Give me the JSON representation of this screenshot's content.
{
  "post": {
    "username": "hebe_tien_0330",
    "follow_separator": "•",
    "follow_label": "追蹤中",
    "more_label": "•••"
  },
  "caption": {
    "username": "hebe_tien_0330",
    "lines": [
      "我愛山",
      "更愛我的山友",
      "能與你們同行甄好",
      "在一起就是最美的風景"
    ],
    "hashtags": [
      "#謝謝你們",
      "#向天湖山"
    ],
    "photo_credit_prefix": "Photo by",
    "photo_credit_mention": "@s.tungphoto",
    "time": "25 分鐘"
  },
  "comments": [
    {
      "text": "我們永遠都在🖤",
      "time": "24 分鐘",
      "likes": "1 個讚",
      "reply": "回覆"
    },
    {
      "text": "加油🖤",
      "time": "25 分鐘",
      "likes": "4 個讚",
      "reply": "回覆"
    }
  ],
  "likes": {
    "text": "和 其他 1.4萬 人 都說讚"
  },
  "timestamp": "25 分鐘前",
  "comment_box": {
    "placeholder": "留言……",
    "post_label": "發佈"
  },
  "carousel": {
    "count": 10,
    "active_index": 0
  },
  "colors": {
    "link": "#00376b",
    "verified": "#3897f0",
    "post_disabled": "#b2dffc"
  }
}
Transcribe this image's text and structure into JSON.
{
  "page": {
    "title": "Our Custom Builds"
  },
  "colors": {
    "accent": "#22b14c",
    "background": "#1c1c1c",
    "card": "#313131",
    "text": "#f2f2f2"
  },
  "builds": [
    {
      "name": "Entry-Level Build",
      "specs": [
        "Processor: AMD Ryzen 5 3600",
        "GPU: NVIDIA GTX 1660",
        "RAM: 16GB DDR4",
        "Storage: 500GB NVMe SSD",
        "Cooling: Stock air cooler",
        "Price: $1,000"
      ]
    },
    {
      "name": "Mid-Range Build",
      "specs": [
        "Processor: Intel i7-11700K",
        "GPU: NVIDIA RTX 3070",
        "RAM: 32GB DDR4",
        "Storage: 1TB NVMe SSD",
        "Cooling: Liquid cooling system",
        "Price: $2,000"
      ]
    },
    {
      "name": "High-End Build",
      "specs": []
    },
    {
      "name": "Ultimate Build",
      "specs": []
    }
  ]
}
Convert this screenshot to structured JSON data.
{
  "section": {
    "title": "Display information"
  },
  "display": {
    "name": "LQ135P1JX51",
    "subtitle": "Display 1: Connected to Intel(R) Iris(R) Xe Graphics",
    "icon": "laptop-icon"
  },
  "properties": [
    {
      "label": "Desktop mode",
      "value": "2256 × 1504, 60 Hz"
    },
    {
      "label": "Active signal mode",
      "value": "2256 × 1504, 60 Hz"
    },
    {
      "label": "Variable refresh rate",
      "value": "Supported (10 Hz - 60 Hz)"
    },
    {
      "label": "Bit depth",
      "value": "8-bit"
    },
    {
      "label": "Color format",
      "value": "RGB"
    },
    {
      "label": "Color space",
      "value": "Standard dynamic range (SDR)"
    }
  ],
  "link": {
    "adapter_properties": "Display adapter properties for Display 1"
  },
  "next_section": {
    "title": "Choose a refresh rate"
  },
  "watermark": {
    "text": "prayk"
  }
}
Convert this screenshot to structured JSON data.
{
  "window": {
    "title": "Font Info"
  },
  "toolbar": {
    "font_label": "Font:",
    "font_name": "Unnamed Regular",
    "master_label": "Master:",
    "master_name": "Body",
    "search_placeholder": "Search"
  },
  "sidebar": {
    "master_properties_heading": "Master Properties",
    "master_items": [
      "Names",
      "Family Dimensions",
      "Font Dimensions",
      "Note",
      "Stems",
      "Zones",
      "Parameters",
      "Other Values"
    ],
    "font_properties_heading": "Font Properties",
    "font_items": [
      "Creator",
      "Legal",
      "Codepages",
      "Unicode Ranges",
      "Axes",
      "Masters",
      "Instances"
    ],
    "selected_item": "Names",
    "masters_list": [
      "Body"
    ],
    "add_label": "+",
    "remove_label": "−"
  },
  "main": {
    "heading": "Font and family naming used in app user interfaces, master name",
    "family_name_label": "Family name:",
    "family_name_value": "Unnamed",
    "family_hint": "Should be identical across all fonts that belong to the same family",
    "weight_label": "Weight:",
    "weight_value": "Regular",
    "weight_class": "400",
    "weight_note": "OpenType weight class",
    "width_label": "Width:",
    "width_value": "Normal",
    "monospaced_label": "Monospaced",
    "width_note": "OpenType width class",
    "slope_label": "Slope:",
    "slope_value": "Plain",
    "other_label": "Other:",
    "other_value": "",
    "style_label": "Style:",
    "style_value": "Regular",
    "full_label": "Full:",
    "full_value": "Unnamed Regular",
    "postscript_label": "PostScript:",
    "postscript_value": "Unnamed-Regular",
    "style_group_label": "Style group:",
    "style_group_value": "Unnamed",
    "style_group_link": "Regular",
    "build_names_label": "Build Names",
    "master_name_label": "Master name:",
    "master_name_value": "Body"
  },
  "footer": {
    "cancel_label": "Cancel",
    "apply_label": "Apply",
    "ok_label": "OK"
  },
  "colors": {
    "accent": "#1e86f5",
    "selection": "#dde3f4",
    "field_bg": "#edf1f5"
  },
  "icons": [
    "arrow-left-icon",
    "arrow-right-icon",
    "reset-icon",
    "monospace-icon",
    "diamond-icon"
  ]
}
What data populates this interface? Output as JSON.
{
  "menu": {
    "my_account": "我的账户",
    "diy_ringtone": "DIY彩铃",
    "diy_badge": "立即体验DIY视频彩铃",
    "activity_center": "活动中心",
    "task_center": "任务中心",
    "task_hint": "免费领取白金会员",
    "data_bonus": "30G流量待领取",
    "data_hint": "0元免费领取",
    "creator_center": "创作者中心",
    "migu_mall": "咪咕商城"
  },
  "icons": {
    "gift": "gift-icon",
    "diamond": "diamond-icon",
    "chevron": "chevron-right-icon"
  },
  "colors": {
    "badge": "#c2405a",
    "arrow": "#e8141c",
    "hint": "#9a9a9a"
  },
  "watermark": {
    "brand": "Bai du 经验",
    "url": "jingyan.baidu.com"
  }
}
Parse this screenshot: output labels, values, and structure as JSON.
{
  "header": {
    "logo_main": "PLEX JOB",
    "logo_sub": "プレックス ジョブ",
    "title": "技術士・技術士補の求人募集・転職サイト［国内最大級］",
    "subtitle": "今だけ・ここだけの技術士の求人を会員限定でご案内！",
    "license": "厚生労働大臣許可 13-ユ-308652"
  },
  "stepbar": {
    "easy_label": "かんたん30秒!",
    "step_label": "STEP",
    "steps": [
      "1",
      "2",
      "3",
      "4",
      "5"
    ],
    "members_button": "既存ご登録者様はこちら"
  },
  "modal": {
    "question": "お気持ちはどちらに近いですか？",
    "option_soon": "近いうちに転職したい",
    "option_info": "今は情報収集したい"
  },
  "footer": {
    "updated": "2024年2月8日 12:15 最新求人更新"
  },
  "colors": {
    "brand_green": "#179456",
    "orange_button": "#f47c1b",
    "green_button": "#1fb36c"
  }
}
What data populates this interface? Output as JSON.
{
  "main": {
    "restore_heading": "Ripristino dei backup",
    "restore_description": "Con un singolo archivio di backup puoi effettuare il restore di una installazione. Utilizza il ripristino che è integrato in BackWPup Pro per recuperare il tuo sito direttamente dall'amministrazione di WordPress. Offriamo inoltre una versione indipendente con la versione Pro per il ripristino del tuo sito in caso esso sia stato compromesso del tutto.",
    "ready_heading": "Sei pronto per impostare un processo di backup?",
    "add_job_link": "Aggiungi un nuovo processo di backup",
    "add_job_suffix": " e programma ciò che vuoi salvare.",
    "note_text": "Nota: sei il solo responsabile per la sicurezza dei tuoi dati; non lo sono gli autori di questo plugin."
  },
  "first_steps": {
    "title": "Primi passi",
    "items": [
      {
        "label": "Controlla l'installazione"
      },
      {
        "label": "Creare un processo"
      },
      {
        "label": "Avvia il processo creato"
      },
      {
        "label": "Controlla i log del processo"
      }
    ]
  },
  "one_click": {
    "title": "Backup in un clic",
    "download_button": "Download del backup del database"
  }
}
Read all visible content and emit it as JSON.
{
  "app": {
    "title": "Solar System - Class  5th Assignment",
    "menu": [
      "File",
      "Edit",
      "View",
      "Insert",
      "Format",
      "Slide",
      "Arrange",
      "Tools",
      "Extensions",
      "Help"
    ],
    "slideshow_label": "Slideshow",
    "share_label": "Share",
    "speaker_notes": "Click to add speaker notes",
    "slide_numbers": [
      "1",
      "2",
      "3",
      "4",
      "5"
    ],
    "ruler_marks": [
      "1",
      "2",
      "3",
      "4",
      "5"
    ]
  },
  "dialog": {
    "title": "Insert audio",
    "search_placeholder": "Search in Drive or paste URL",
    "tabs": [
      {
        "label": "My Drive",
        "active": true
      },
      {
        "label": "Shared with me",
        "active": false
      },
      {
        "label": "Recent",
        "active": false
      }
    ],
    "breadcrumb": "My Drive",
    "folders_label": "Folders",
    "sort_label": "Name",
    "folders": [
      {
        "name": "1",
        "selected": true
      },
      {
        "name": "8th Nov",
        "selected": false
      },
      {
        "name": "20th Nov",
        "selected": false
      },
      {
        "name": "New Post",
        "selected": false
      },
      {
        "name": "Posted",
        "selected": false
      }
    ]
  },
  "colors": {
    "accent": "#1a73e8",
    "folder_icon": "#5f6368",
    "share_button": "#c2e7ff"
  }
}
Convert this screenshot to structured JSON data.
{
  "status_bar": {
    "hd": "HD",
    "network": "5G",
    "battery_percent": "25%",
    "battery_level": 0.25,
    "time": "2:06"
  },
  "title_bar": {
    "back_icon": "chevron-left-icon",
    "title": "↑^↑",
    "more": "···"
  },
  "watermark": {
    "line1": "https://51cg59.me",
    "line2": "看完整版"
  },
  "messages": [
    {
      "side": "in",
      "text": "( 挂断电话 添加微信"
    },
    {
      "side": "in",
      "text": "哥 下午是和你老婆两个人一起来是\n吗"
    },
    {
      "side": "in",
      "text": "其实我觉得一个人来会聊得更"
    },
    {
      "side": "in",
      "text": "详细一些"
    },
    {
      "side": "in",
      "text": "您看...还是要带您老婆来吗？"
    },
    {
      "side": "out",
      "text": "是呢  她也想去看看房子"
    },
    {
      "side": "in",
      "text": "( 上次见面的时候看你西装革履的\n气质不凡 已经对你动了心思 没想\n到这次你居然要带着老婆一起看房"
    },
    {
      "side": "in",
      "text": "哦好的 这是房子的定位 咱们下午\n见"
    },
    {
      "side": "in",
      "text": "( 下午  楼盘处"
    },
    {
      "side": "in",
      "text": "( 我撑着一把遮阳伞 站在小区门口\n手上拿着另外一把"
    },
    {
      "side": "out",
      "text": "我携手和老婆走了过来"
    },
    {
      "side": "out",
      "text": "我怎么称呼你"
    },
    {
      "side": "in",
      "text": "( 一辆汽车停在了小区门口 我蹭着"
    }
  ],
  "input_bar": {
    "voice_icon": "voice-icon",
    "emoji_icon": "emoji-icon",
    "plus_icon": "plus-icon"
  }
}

→ **INSTRUCTIONS TO FOLLOW**
Each line above that includes "Unnamed" should be shown.

→ **EXERCISE ANSWER**
    "font_name": "Unnamed Regular",
    "family_name_value": "Unnamed",
    "full_value": "Unnamed Regular",
    "postscript_value": "Unnamed-Regular",
    "style_group_value": "Unnamed",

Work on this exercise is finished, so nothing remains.